Reproduce each line of the material precisely.
★ ★ ★ ★ ★ ★ ★
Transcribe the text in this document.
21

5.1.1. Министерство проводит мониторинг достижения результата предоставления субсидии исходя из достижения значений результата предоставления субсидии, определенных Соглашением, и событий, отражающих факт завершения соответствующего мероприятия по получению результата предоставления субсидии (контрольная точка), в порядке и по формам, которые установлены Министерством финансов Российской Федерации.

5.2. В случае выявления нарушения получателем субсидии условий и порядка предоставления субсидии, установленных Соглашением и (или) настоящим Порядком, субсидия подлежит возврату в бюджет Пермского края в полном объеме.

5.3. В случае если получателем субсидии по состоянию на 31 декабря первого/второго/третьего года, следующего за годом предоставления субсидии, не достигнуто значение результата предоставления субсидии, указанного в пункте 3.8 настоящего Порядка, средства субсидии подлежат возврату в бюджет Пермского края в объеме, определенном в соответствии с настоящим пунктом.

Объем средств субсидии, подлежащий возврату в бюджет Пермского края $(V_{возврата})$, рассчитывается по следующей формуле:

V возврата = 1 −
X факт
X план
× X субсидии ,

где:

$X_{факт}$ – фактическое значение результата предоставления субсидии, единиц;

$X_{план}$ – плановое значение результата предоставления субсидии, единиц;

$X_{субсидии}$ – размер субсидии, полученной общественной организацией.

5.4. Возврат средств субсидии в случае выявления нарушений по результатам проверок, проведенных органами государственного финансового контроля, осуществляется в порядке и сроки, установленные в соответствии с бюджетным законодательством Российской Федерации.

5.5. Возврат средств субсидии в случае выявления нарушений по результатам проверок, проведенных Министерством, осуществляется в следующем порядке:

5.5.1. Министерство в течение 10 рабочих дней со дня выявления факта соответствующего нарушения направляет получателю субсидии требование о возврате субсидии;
★ ★ ★ ★ ★ ★ ★
Solution to this problem:
Transcribe the text in this document.
21

5.1.1. Министерство проводит мониторинг достижения результата предоставления субсидии исходя из достижения значений результата предоставления субсидии, определенных Соглашением, и событий, отражающих факт завершения соответствующего мероприятия по получению результата предоставления субсидии (контрольная точка), в порядке и по формам, которые установлены Министерством финансов Российской Федерации.

5.2. В случае выявления нарушения получателем субсидии условий и порядка предоставления субсидии, установленных Соглашением и (или) настоящим Порядком, субсидия подлежит возврату в бюджет Пермского края в полном объеме.

5.3. В случае если получателем субсидии по состоянию на 31 декабря первого/второго/третьего года, следующего за годом предоставления субсидии, не достигнуто значение результата предоставления субсидии, указанного в пункте 3.8 настоящего Порядка, средства субсидии подлежат возврату в бюджет Пермского края в объеме, определенном в соответствии с настоящим пунктом.

Объем средств субсидии, подлежащий возврату в бюджет Пермского края $(V_{возврата})$, рассчитывается по следующей формуле:

V возврата = 1 −
X факт
X план
× X субсидии ,

где:

$X_{факт}$ – фактическое значение результата предоставления субсидии, единиц;

$X_{план}$ – плановое значение результата предоставления субсидии, единиц;

$X_{субсидии}$ – размер субсидии, полученной общественной организацией.

5.4. Возврат средств субсидии в случае выявления нарушений по результатам проверок, проведенных органами государственного финансового контроля, осуществляется в порядке и сроки, установленные в соответствии с бюджетным законодательством Российской Федерации.

5.5. Возврат средств субсидии в случае выявления нарушений по результатам проверок, проведенных Министерством, осуществляется в следующем порядке:

5.5.1. Министерство в течение 10 рабочих дней со дня выявления факта соответствующего нарушения направляет получателю субсидии требование о возврате субсидии;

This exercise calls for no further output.